++++ DATASET CONTENT ++++

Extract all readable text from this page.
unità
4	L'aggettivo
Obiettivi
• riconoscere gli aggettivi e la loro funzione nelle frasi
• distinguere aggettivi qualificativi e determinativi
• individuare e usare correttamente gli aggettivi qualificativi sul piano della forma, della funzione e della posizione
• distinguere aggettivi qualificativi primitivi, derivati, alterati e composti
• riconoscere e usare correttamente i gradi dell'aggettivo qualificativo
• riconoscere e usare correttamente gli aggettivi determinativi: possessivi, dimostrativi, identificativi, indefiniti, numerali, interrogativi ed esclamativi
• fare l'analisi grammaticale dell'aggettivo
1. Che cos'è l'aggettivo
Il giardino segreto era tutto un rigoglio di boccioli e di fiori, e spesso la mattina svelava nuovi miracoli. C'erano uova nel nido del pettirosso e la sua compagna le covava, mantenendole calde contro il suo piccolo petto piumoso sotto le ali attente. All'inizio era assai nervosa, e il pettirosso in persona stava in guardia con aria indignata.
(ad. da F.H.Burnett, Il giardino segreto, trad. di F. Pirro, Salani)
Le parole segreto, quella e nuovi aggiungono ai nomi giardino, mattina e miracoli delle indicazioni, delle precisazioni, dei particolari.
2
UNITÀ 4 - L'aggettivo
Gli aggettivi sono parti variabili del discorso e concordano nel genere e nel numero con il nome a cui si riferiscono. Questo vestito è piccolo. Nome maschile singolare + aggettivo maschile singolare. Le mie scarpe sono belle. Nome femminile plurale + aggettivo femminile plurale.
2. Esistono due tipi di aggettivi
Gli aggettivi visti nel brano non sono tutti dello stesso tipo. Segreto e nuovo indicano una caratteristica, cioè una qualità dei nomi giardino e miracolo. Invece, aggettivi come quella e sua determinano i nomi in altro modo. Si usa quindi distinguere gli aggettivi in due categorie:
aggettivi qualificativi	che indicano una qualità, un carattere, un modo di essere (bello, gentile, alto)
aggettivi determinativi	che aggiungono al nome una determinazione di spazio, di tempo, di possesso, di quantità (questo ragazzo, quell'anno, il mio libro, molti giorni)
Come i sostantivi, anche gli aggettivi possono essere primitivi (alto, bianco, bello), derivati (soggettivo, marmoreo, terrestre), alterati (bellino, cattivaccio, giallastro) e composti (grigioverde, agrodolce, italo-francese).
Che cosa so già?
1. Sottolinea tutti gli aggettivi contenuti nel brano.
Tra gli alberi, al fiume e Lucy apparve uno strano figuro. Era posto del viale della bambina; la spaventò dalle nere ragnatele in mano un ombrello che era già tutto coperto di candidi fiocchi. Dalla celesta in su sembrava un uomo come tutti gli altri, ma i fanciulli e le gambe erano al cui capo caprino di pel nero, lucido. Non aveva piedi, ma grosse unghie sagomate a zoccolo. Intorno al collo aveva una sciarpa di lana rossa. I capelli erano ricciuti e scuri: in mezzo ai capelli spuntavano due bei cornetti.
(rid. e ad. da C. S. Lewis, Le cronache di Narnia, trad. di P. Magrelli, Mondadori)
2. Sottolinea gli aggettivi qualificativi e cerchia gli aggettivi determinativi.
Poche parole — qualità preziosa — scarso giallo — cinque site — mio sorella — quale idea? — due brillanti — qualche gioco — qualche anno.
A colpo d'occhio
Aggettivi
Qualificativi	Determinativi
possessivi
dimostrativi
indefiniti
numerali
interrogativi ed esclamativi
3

++++

Please copy out each record, character for character.

▸ **RESPONSE TO THE EXERCISE**
Extract all readable text from this page.
unità
4	L'aggettivo
Obiettivi
• riconoscere gli aggettivi e la loro funzione nelle frasi
• distinguere aggettivi qualificativi e determinativi
• individuare e usare correttamente gli aggettivi qualificativi sul piano della forma, della funzione e della posizione
• distinguere aggettivi qualificativi primitivi, derivati, alterati e composti
• riconoscere e usare correttamente i gradi dell'aggettivo qualificativo
• riconoscere e usare correttamente gli aggettivi determinativi: possessivi, dimostrativi, identificativi, indefiniti, numerali, interrogativi ed esclamativi
• fare l'analisi grammaticale dell'aggettivo
1. Che cos'è l'aggettivo
Il giardino segreto era tutto un rigoglio di boccioli e di fiori, e spesso la mattina svelava nuovi miracoli. C'erano uova nel nido del pettirosso e la sua compagna le covava, mantenendole calde contro il suo piccolo petto piumoso sotto le ali attente. All'inizio era assai nervosa, e il pettirosso in persona stava in guardia con aria indignata.
(ad. da F.H.Burnett, Il giardino segreto, trad. di F. Pirro, Salani)
Le parole segreto, quella e nuovi aggiungono ai nomi giardino, mattina e miracoli delle indicazioni, delle precisazioni, dei particolari.
2
UNITÀ 4 - L'aggettivo
Gli aggettivi sono parti variabili del discorso e concordano nel genere e nel numero con il nome a cui si riferiscono. Questo vestito è piccolo. Nome maschile singolare + aggettivo maschile singolare. Le mie scarpe sono belle. Nome femminile plurale + aggettivo femminile plurale.
2. Esistono due tipi di aggettivi
Gli aggettivi visti nel brano non sono tutti dello stesso tipo. Segreto e nuovo indicano una caratteristica, cioè una qualità dei nomi giardino e miracolo. Invece, aggettivi come quella e sua determinano i nomi in altro modo. Si usa quindi distinguere gli aggettivi in due categorie:
aggettivi qualificativi	che indicano una qualità, un carattere, un modo di essere (bello, gentile, alto)
aggettivi determinativi	che aggiungono al nome una determinazione di spazio, di tempo, di possesso, di quantità (questo ragazzo, quell'anno, il mio libro, molti giorni)
Come i sostantivi, anche gli aggettivi possono essere primitivi (alto, bianco, bello), derivati (soggettivo, marmoreo, terrestre), alterati (bellino, cattivaccio, giallastro) e composti (grigioverde, agrodolce, italo-francese).
Che cosa so già?
1. Sottolinea tutti gli aggettivi contenuti nel brano.
Tra gli alberi, al fiume e Lucy apparve uno strano figuro. Era posto del viale della bambina; la spaventò dalle nere ragnatele in mano un ombrello che era già tutto coperto di candidi fiocchi. Dalla celesta in su sembrava un uomo come tutti gli altri, ma i fanciulli e le gambe erano al cui capo caprino di pel nero, lucido. Non aveva piedi, ma grosse unghie sagomate a zoccolo. Intorno al collo aveva una sciarpa di lana rossa. I capelli erano ricciuti e scuri: in mezzo ai capelli spuntavano due bei cornetti.
(rid. e ad. da C. S. Lewis, Le cronache di Narnia, trad. di P. Magrelli, Mondadori)
2. Sottolinea gli aggettivi qualificativi e cerchia gli aggettivi determinativi.
Poche parole — qualità preziosa — scarso giallo — cinque site — mio sorella — quale idea? — due brillanti — qualche gioco — qualche anno.
A colpo d'occhio
Aggettivi
Qualificativi	Determinativi
possessivi
dimostrativi
indefiniti
numerali
interrogativi ed esclamativi
3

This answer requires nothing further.